Directions — Images are not part of the copy; transcribe all the data exactly.

Data shown —
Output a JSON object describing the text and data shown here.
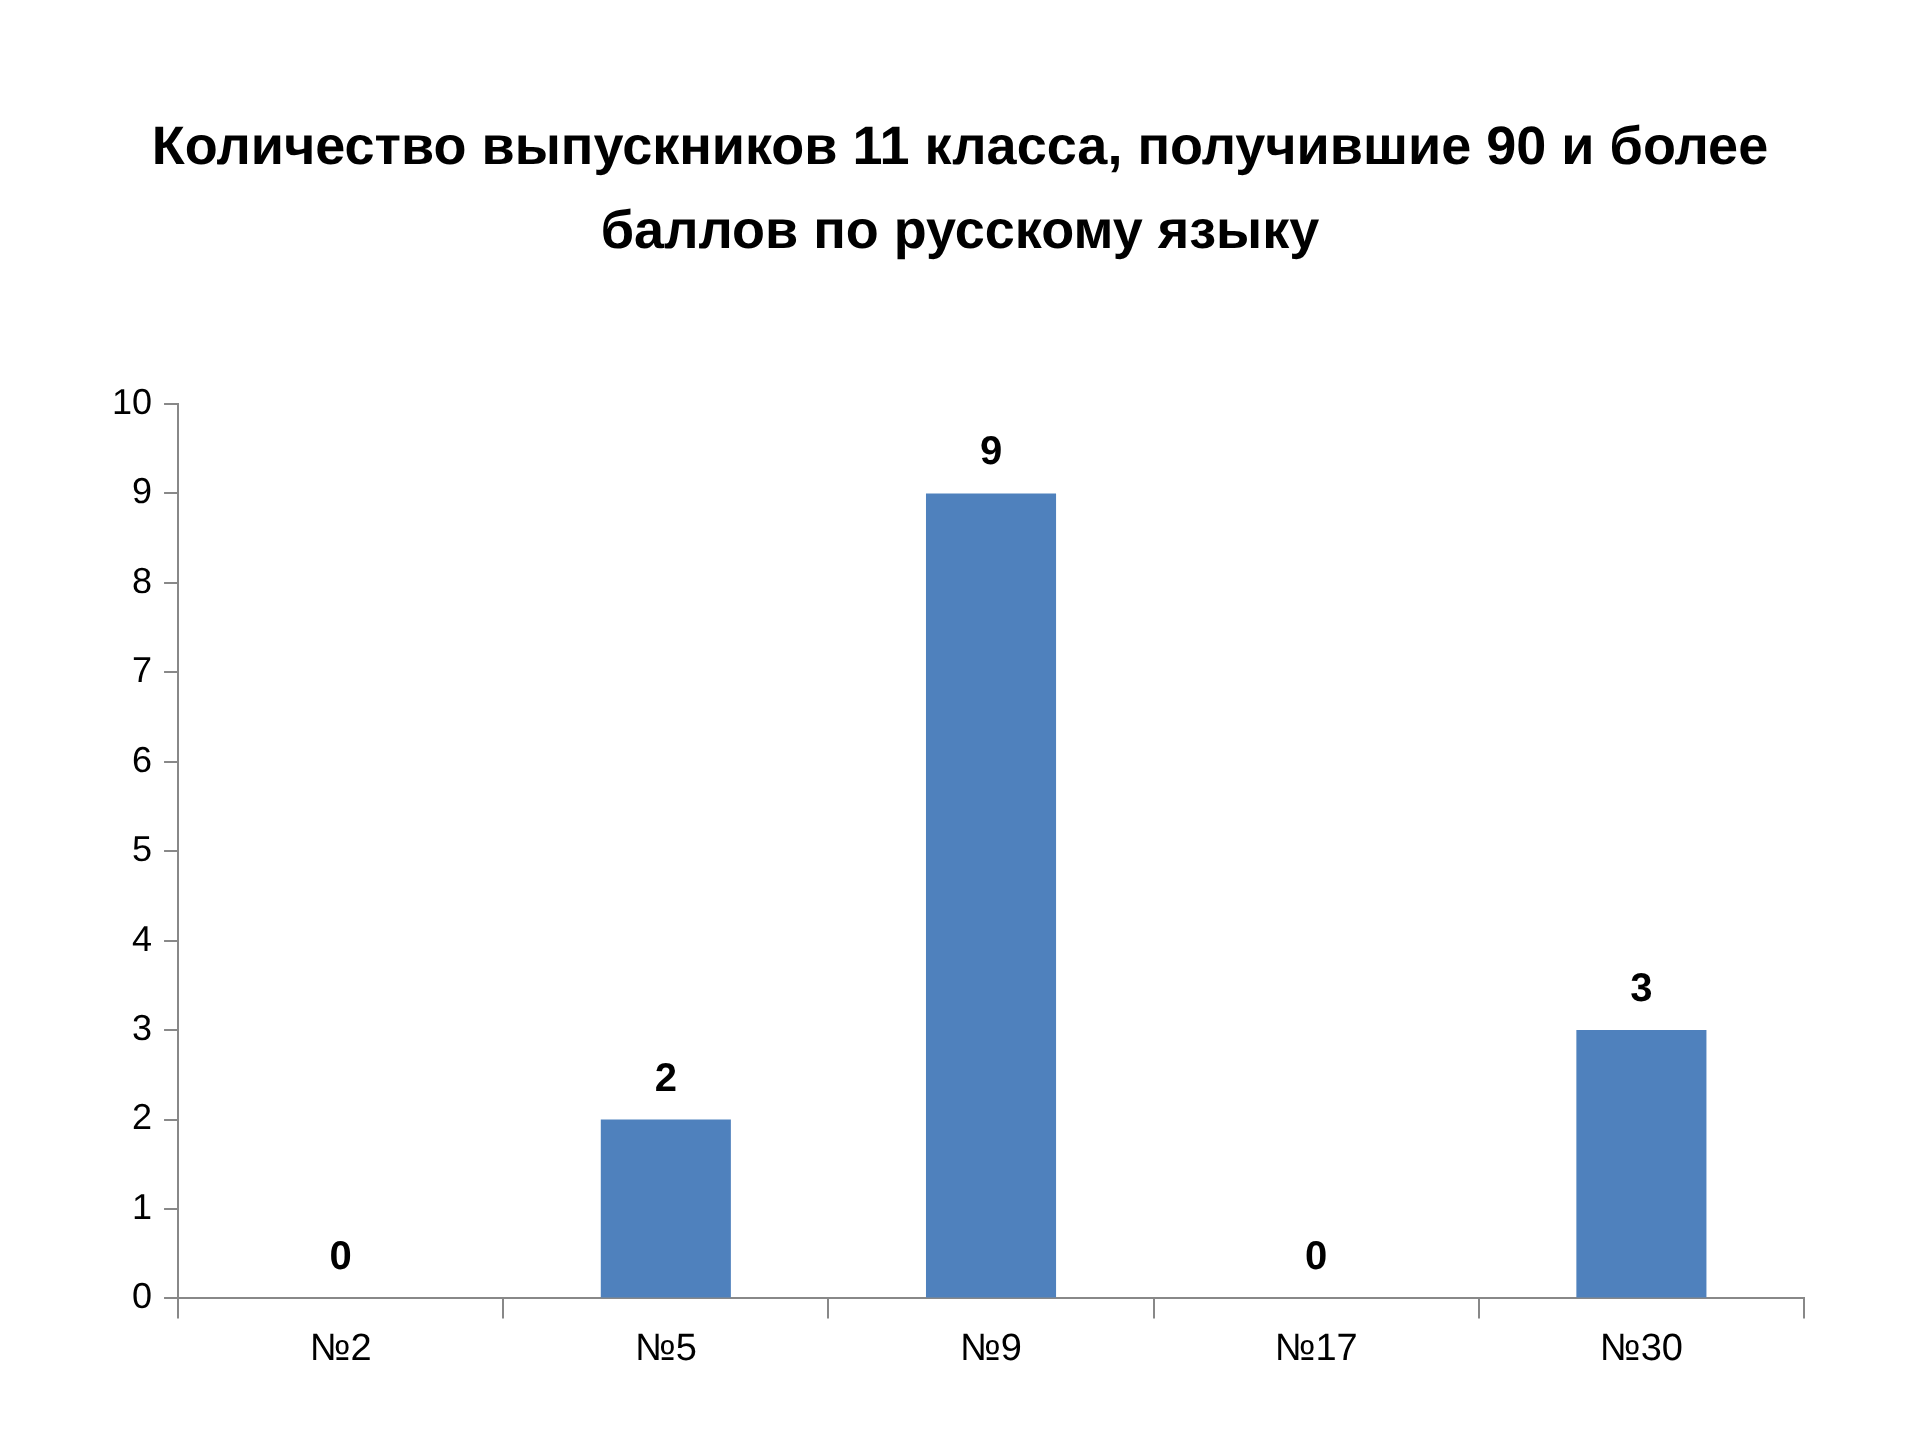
{
  "chart_data": {
    "type": "bar",
    "title": "Количество выпускников 11 класса, получившие 90 и более баллов по русскому языку",
    "categories": [
      "№2",
      "№5",
      "№9",
      "№17",
      "№30"
    ],
    "values": [
      0,
      2,
      9,
      0,
      3
    ],
    "color": "#4f81bd",
    "ylim": [
      0,
      10
    ],
    "yticks": [
      0,
      1,
      2,
      3,
      4,
      5,
      6,
      7,
      8,
      9,
      10
    ],
    "grid": false,
    "legend": false,
    "data_labels": true
  }
}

Solved exercise —
Output a JSON object describing the text and data shown here.
{
  "chart_data": {
    "type": "bar",
    "title": "Количество выпускников 11 класса, получившие 90 и более баллов по русскому языку",
    "categories": [
      "№2",
      "№5",
      "№9",
      "№17",
      "№30"
    ],
    "values": [
      0,
      2,
      9,
      0,
      3
    ],
    "color": "#4f81bd",
    "ylim": [
      0,
      10
    ],
    "yticks": [
      0,
      1,
      2,
      3,
      4,
      5,
      6,
      7,
      8,
      9,
      10
    ],
    "grid": false,
    "legend": false,
    "data_labels": true
  }
}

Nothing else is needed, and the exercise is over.